**Your objective**
Could every line of the data be printed exactly as it reads?
## Begin Data to process
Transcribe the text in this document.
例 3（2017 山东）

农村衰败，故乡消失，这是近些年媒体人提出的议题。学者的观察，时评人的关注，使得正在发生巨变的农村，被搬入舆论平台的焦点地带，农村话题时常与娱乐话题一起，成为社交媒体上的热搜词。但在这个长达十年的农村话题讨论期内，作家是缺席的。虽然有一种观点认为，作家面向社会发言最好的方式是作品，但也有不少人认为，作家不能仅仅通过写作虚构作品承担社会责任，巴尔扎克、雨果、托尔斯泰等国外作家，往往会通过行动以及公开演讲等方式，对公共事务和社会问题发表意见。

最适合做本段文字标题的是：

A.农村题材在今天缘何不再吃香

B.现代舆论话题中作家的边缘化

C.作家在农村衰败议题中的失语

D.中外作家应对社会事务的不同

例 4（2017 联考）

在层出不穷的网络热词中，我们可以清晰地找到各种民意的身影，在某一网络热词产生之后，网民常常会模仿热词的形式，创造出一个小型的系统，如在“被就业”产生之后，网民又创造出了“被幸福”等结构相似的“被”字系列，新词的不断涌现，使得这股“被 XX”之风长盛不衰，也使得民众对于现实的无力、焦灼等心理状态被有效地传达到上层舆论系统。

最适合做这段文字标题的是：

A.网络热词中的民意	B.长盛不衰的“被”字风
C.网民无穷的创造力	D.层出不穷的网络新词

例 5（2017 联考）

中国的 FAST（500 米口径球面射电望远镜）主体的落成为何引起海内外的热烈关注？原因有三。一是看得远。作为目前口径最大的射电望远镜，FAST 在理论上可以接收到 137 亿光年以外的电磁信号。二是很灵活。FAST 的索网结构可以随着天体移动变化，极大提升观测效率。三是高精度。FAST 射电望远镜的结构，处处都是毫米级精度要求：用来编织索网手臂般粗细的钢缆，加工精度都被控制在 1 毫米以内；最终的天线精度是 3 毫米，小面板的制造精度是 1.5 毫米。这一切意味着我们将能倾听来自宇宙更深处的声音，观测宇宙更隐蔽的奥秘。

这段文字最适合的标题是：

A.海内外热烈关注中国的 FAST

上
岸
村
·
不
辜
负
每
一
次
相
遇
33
## End Data to process
**Reply**
Transcribe the text in this document.
例 3（2017 山东）

农村衰败，故乡消失，这是近些年媒体人提出的议题。学者的观察，时评人的关注，使得正在发生巨变的农村，被搬入舆论平台的焦点地带，农村话题时常与娱乐话题一起，成为社交媒体上的热搜词。但在这个长达十年的农村话题讨论期内，作家是缺席的。虽然有一种观点认为，作家面向社会发言最好的方式是作品，但也有不少人认为，作家不能仅仅通过写作虚构作品承担社会责任，巴尔扎克、雨果、托尔斯泰等国外作家，往往会通过行动以及公开演讲等方式，对公共事务和社会问题发表意见。

最适合做本段文字标题的是：

A.农村题材在今天缘何不再吃香

B.现代舆论话题中作家的边缘化

C.作家在农村衰败议题中的失语

D.中外作家应对社会事务的不同

例 4（2017 联考）

在层出不穷的网络热词中，我们可以清晰地找到各种民意的身影，在某一网络热词产生之后，网民常常会模仿热词的形式，创造出一个小型的系统，如在“被就业”产生之后，网民又创造出了“被幸福”等结构相似的“被”字系列，新词的不断涌现，使得这股“被 XX”之风长盛不衰，也使得民众对于现实的无力、焦灼等心理状态被有效地传达到上层舆论系统。

最适合做这段文字标题的是：

A.网络热词中的民意	B.长盛不衰的“被”字风
C.网民无穷的创造力	D.层出不穷的网络新词

例 5（2017 联考）

中国的 FAST（500 米口径球面射电望远镜）主体的落成为何引起海内外的热烈关注？原因有三。一是看得远。作为目前口径最大的射电望远镜，FAST 在理论上可以接收到 137 亿光年以外的电磁信号。二是很灵活。FAST 的索网结构可以随着天体移动变化，极大提升观测效率。三是高精度。FAST 射电望远镜的结构，处处都是毫米级精度要求：用来编织索网手臂般粗细的钢缆，加工精度都被控制在 1 毫米以内；最终的天线精度是 3 毫米，小面板的制造精度是 1.5 毫米。这一切意味着我们将能倾听来自宇宙更深处的声音，观测宇宙更隐蔽的奥秘。

这段文字最适合的标题是：

A.海内外热烈关注中国的 FAST

上
岸
村
·
不
辜
负
每
一
次
相
遇
33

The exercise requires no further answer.